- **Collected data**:
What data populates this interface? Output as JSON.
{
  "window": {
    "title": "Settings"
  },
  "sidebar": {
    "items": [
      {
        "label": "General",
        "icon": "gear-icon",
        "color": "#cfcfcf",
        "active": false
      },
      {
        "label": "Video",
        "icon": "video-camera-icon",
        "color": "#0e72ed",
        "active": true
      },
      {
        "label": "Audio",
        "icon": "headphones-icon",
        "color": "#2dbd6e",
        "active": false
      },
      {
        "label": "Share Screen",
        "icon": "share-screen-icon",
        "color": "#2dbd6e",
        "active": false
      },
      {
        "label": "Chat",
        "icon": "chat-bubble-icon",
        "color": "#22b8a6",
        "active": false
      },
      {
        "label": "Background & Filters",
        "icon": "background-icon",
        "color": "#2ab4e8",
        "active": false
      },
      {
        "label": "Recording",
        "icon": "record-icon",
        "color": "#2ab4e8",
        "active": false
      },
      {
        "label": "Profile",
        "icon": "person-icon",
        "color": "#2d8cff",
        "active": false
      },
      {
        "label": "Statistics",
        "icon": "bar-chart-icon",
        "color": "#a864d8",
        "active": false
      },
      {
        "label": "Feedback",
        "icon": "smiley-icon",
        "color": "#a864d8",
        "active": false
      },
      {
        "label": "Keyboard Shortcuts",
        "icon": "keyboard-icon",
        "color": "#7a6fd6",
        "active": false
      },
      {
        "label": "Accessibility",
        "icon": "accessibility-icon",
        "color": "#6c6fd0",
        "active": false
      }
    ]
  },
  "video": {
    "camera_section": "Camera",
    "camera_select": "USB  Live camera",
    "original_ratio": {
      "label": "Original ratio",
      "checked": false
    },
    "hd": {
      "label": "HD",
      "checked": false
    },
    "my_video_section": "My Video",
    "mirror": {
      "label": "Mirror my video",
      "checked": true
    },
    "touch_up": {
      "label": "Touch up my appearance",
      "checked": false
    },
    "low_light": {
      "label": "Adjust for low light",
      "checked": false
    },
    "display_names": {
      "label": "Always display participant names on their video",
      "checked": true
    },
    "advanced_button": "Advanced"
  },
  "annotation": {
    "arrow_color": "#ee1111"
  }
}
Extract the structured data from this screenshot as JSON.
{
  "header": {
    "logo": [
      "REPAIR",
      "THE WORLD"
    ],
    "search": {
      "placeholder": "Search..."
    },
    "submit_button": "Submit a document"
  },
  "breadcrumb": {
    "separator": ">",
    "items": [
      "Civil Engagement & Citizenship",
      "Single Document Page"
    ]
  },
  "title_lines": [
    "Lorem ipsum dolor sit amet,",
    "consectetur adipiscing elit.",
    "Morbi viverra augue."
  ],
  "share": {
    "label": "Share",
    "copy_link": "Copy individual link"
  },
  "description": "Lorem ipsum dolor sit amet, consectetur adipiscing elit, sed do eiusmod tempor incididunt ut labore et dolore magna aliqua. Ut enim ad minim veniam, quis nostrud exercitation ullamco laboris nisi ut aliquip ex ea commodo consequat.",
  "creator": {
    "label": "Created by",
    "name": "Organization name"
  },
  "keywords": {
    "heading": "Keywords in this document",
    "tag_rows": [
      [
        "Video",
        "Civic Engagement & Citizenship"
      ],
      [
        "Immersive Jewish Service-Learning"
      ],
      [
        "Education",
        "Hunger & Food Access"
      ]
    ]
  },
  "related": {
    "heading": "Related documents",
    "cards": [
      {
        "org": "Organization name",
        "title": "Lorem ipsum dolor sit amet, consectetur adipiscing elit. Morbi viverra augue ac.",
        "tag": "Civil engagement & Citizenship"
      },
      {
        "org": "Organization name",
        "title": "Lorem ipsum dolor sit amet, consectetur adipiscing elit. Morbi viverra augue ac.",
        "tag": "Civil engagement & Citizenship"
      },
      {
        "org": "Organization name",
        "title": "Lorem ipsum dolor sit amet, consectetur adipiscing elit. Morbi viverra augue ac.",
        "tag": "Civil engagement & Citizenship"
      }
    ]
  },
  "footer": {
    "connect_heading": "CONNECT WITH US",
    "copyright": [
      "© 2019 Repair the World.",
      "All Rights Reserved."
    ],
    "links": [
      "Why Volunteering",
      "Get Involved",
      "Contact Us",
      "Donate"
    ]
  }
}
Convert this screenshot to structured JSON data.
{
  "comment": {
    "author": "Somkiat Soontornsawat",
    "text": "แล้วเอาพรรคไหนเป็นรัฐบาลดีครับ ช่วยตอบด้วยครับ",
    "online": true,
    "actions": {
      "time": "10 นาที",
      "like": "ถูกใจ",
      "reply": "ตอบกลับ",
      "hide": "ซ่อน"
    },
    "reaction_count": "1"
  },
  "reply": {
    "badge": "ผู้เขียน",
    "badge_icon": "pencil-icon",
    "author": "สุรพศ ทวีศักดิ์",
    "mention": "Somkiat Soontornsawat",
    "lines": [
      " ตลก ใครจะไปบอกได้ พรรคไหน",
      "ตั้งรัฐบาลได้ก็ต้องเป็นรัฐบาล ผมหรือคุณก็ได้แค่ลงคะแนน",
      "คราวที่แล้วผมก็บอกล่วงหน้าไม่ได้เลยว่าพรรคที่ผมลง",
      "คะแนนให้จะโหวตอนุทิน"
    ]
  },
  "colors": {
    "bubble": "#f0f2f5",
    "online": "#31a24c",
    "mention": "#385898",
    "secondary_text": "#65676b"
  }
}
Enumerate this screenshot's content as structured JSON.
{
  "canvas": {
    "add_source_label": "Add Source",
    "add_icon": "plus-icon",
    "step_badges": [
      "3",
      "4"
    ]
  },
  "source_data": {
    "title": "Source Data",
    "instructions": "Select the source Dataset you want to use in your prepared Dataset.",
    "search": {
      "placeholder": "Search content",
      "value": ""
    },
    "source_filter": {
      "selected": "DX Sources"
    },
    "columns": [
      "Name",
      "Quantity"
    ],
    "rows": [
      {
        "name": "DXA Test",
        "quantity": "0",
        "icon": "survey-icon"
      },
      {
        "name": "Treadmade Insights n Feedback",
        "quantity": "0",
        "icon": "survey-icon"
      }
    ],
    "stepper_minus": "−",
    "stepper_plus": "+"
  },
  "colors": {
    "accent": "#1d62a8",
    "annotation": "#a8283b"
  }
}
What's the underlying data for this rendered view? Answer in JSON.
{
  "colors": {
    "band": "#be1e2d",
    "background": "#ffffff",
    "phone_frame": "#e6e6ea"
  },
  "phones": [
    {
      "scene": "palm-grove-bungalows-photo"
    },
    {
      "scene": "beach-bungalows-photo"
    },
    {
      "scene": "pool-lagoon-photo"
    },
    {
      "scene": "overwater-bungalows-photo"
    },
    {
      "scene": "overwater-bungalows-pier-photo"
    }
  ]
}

- **Exercise directions**:
Return every record above exactly as it appears.

- **Solution to the problem**:
What data populates this interface? Output as JSON.
{
  "window": {
    "title": "Settings"
  },
  "sidebar": {
    "items": [
      {
        "label": "General",
        "icon": "gear-icon",
        "color": "#cfcfcf",
        "active": false
      },
      {
        "label": "Video",
        "icon": "video-camera-icon",
        "color": "#0e72ed",
        "active": true
      },
      {
        "label": "Audio",
        "icon": "headphones-icon",
        "color": "#2dbd6e",
        "active": false
      },
      {
        "label": "Share Screen",
        "icon": "share-screen-icon",
        "color": "#2dbd6e",
        "active": false
      },
      {
        "label": "Chat",
        "icon": "chat-bubble-icon",
        "color": "#22b8a6",
        "active": false
      },
      {
        "label": "Background & Filters",
        "icon": "background-icon",
        "color": "#2ab4e8",
        "active": false
      },
      {
        "label": "Recording",
        "icon": "record-icon",
        "color": "#2ab4e8",
        "active": false
      },
      {
        "label": "Profile",
        "icon": "person-icon",
        "color": "#2d8cff",
        "active": false
      },
      {
        "label": "Statistics",
        "icon": "bar-chart-icon",
        "color": "#a864d8",
        "active": false
      },
      {
        "label": "Feedback",
        "icon": "smiley-icon",
        "color": "#a864d8",
        "active": false
      },
      {
        "label": "Keyboard Shortcuts",
        "icon": "keyboard-icon",
        "color": "#7a6fd6",
        "active": false
      },
      {
        "label": "Accessibility",
        "icon": "accessibility-icon",
        "color": "#6c6fd0",
        "active": false
      }
    ]
  },
  "video": {
    "camera_section": "Camera",
    "camera_select": "USB  Live camera",
    "original_ratio": {
      "label": "Original ratio",
      "checked": false
    },
    "hd": {
      "label": "HD",
      "checked": false
    },
    "my_video_section": "My Video",
    "mirror": {
      "label": "Mirror my video",
      "checked": true
    },
    "touch_up": {
      "label": "Touch up my appearance",
      "checked": false
    },
    "low_light": {
      "label": "Adjust for low light",
      "checked": false
    },
    "display_names": {
      "label": "Always display participant names on their video",
      "checked": true
    },
    "advanced_button": "Advanced"
  },
  "annotation": {
    "arrow_color": "#ee1111"
  }
}
Extract the structured data from this screenshot as JSON.
{
  "header": {
    "logo": [
      "REPAIR",
      "THE WORLD"
    ],
    "search": {
      "placeholder": "Search..."
    },
    "submit_button": "Submit a document"
  },
  "breadcrumb": {
    "separator": ">",
    "items": [
      "Civil Engagement & Citizenship",
      "Single Document Page"
    ]
  },
  "title_lines": [
    "Lorem ipsum dolor sit amet,",
    "consectetur adipiscing elit.",
    "Morbi viverra augue."
  ],
  "share": {
    "label": "Share",
    "copy_link": "Copy individual link"
  },
  "description": "Lorem ipsum dolor sit amet, consectetur adipiscing elit, sed do eiusmod tempor incididunt ut labore et dolore magna aliqua. Ut enim ad minim veniam, quis nostrud exercitation ullamco laboris nisi ut aliquip ex ea commodo consequat.",
  "creator": {
    "label": "Created by",
    "name": "Organization name"
  },
  "keywords": {
    "heading": "Keywords in this document",
    "tag_rows": [
      [
        "Video",
        "Civic Engagement & Citizenship"
      ],
      [
        "Immersive Jewish Service-Learning"
      ],
      [
        "Education",
        "Hunger & Food Access"
      ]
    ]
  },
  "related": {
    "heading": "Related documents",
    "cards": [
      {
        "org": "Organization name",
        "title": "Lorem ipsum dolor sit amet, consectetur adipiscing elit. Morbi viverra augue ac.",
        "tag": "Civil engagement & Citizenship"
      },
      {
        "org": "Organization name",
        "title": "Lorem ipsum dolor sit amet, consectetur adipiscing elit. Morbi viverra augue ac.",
        "tag": "Civil engagement & Citizenship"
      },
      {
        "org": "Organization name",
        "title": "Lorem ipsum dolor sit amet, consectetur adipiscing elit. Morbi viverra augue ac.",
        "tag": "Civil engagement & Citizenship"
      }
    ]
  },
  "footer": {
    "connect_heading": "CONNECT WITH US",
    "copyright": [
      "© 2019 Repair the World.",
      "All Rights Reserved."
    ],
    "links": [
      "Why Volunteering",
      "Get Involved",
      "Contact Us",
      "Donate"
    ]
  }
}
Convert this screenshot to structured JSON data.
{
  "comment": {
    "author": "Somkiat Soontornsawat",
    "text": "แล้วเอาพรรคไหนเป็นรัฐบาลดีครับ ช่วยตอบด้วยครับ",
    "online": true,
    "actions": {
      "time": "10 นาที",
      "like": "ถูกใจ",
      "reply": "ตอบกลับ",
      "hide": "ซ่อน"
    },
    "reaction_count": "1"
  },
  "reply": {
    "badge": "ผู้เขียน",
    "badge_icon": "pencil-icon",
    "author": "สุรพศ ทวีศักดิ์",
    "mention": "Somkiat Soontornsawat",
    "lines": [
      " ตลก ใครจะไปบอกได้ พรรคไหน",
      "ตั้งรัฐบาลได้ก็ต้องเป็นรัฐบาล ผมหรือคุณก็ได้แค่ลงคะแนน",
      "คราวที่แล้วผมก็บอกล่วงหน้าไม่ได้เลยว่าพรรคที่ผมลง",
      "คะแนนให้จะโหวตอนุทิน"
    ]
  },
  "colors": {
    "bubble": "#f0f2f5",
    "online": "#31a24c",
    "mention": "#385898",
    "secondary_text": "#65676b"
  }
}
Enumerate this screenshot's content as structured JSON.
{
  "canvas": {
    "add_source_label": "Add Source",
    "add_icon": "plus-icon",
    "step_badges": [
      "3",
      "4"
    ]
  },
  "source_data": {
    "title": "Source Data",
    "instructions": "Select the source Dataset you want to use in your prepared Dataset.",
    "search": {
      "placeholder": "Search content",
      "value": ""
    },
    "source_filter": {
      "selected": "DX Sources"
    },
    "columns": [
      "Name",
      "Quantity"
    ],
    "rows": [
      {
        "name": "DXA Test",
        "quantity": "0",
        "icon": "survey-icon"
      },
      {
        "name": "Treadmade Insights n Feedback",
        "quantity": "0",
        "icon": "survey-icon"
      }
    ],
    "stepper_minus": "−",
    "stepper_plus": "+"
  },
  "colors": {
    "accent": "#1d62a8",
    "annotation": "#a8283b"
  }
}
What's the underlying data for this rendered view? Answer in JSON.
{
  "colors": {
    "band": "#be1e2d",
    "background": "#ffffff",
    "phone_frame": "#e6e6ea"
  },
  "phones": [
    {
      "scene": "palm-grove-bungalows-photo"
    },
    {
      "scene": "beach-bungalows-photo"
    },
    {
      "scene": "pool-lagoon-photo"
    },
    {
      "scene": "overwater-bungalows-photo"
    },
    {
      "scene": "overwater-bungalows-pier-photo"
    }
  ]
}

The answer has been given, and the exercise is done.